Extracted data:
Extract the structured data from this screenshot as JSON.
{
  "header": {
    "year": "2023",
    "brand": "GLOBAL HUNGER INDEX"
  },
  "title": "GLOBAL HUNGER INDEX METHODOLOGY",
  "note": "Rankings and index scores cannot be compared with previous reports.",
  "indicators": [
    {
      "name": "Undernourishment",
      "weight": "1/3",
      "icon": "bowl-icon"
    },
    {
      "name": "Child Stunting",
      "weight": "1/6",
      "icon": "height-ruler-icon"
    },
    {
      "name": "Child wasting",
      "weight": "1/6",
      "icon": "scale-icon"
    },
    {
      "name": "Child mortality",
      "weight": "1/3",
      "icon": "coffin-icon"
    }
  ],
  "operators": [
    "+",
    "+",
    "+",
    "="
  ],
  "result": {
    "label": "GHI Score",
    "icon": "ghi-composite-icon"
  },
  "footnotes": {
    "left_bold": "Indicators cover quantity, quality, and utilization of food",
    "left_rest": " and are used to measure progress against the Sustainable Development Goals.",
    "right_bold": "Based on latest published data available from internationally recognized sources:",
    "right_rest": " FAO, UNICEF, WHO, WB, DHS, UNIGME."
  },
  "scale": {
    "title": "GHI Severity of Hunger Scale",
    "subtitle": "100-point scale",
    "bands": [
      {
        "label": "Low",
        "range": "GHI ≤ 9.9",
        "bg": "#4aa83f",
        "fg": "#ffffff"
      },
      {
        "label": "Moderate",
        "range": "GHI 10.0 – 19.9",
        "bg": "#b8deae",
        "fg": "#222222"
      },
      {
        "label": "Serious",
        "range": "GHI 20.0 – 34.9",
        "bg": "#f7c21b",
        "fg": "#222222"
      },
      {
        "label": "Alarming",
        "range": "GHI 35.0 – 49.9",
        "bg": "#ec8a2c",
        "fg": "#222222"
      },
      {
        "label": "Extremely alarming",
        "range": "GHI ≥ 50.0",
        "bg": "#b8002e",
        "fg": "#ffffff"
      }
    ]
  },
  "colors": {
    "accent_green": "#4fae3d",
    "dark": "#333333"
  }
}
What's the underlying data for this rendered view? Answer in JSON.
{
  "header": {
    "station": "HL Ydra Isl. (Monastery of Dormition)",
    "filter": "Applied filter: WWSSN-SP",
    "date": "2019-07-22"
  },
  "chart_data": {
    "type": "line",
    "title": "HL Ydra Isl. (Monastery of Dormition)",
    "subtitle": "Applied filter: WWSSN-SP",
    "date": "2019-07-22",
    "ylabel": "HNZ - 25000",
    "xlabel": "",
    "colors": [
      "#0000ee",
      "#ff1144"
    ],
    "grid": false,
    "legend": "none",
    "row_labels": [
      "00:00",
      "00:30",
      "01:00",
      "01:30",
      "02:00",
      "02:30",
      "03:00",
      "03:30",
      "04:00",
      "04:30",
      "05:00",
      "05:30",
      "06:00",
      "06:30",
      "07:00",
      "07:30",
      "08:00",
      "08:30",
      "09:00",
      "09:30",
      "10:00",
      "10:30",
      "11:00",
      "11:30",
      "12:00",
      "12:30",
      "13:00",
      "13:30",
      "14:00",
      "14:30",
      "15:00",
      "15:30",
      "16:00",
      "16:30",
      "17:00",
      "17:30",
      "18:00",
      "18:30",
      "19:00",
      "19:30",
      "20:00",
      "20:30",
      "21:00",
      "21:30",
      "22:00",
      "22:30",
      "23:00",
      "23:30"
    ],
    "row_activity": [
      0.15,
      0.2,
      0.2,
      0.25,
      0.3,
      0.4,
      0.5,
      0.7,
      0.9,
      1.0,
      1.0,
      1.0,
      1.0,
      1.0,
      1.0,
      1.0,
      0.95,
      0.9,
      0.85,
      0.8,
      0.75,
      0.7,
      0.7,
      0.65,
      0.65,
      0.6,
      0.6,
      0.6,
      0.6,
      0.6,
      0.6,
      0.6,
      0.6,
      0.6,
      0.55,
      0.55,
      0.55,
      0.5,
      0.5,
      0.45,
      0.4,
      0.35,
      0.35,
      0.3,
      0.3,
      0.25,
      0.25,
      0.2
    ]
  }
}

Work instructions:
Write out all the records above again, exactly as they stand.

The answer:
Extract the structured data from this screenshot as JSON.
{
  "header": {
    "year": "2023",
    "brand": "GLOBAL HUNGER INDEX"
  },
  "title": "GLOBAL HUNGER INDEX METHODOLOGY",
  "note": "Rankings and index scores cannot be compared with previous reports.",
  "indicators": [
    {
      "name": "Undernourishment",
      "weight": "1/3",
      "icon": "bowl-icon"
    },
    {
      "name": "Child Stunting",
      "weight": "1/6",
      "icon": "height-ruler-icon"
    },
    {
      "name": "Child wasting",
      "weight": "1/6",
      "icon": "scale-icon"
    },
    {
      "name": "Child mortality",
      "weight": "1/3",
      "icon": "coffin-icon"
    }
  ],
  "operators": [
    "+",
    "+",
    "+",
    "="
  ],
  "result": {
    "label": "GHI Score",
    "icon": "ghi-composite-icon"
  },
  "footnotes": {
    "left_bold": "Indicators cover quantity, quality, and utilization of food",
    "left_rest": " and are used to measure progress against the Sustainable Development Goals.",
    "right_bold": "Based on latest published data available from internationally recognized sources:",
    "right_rest": " FAO, UNICEF, WHO, WB, DHS, UNIGME."
  },
  "scale": {
    "title": "GHI Severity of Hunger Scale",
    "subtitle": "100-point scale",
    "bands": [
      {
        "label": "Low",
        "range": "GHI ≤ 9.9",
        "bg": "#4aa83f",
        "fg": "#ffffff"
      },
      {
        "label": "Moderate",
        "range": "GHI 10.0 – 19.9",
        "bg": "#b8deae",
        "fg": "#222222"
      },
      {
        "label": "Serious",
        "range": "GHI 20.0 – 34.9",
        "bg": "#f7c21b",
        "fg": "#222222"
      },
      {
        "label": "Alarming",
        "range": "GHI 35.0 – 49.9",
        "bg": "#ec8a2c",
        "fg": "#222222"
      },
      {
        "label": "Extremely alarming",
        "range": "GHI ≥ 50.0",
        "bg": "#b8002e",
        "fg": "#ffffff"
      }
    ]
  },
  "colors": {
    "accent_green": "#4fae3d",
    "dark": "#333333"
  }
}
What's the underlying data for this rendered view? Answer in JSON.
{
  "header": {
    "station": "HL Ydra Isl. (Monastery of Dormition)",
    "filter": "Applied filter: WWSSN-SP",
    "date": "2019-07-22"
  },
  "chart_data": {
    "type": "line",
    "title": "HL Ydra Isl. (Monastery of Dormition)",
    "subtitle": "Applied filter: WWSSN-SP",
    "date": "2019-07-22",
    "ylabel": "HNZ - 25000",
    "xlabel": "",
    "colors": [
      "#0000ee",
      "#ff1144"
    ],
    "grid": false,
    "legend": "none",
    "row_labels": [
      "00:00",
      "00:30",
      "01:00",
      "01:30",
      "02:00",
      "02:30",
      "03:00",
      "03:30",
      "04:00",
      "04:30",
      "05:00",
      "05:30",
      "06:00",
      "06:30",
      "07:00",
      "07:30",
      "08:00",
      "08:30",
      "09:00",
      "09:30",
      "10:00",
      "10:30",
      "11:00",
      "11:30",
      "12:00",
      "12:30",
      "13:00",
      "13:30",
      "14:00",
      "14:30",
      "15:00",
      "15:30",
      "16:00",
      "16:30",
      "17:00",
      "17:30",
      "18:00",
      "18:30",
      "19:00",
      "19:30",
      "20:00",
      "20:30",
      "21:00",
      "21:30",
      "22:00",
      "22:30",
      "23:00",
      "23:30"
    ],
    "row_activity": [
      0.15,
      0.2,
      0.2,
      0.25,
      0.3,
      0.4,
      0.5,
      0.7,
      0.9,
      1.0,
      1.0,
      1.0,
      1.0,
      1.0,
      1.0,
      1.0,
      0.95,
      0.9,
      0.85,
      0.8,
      0.75,
      0.7,
      0.7,
      0.65,
      0.65,
      0.6,
      0.6,
      0.6,
      0.6,
      0.6,
      0.6,
      0.6,
      0.6,
      0.6,
      0.55,
      0.55,
      0.55,
      0.5,
      0.5,
      0.45,
      0.4,
      0.35,
      0.35,
      0.3,
      0.3,
      0.25,
      0.25,
      0.2
    ]
  }
}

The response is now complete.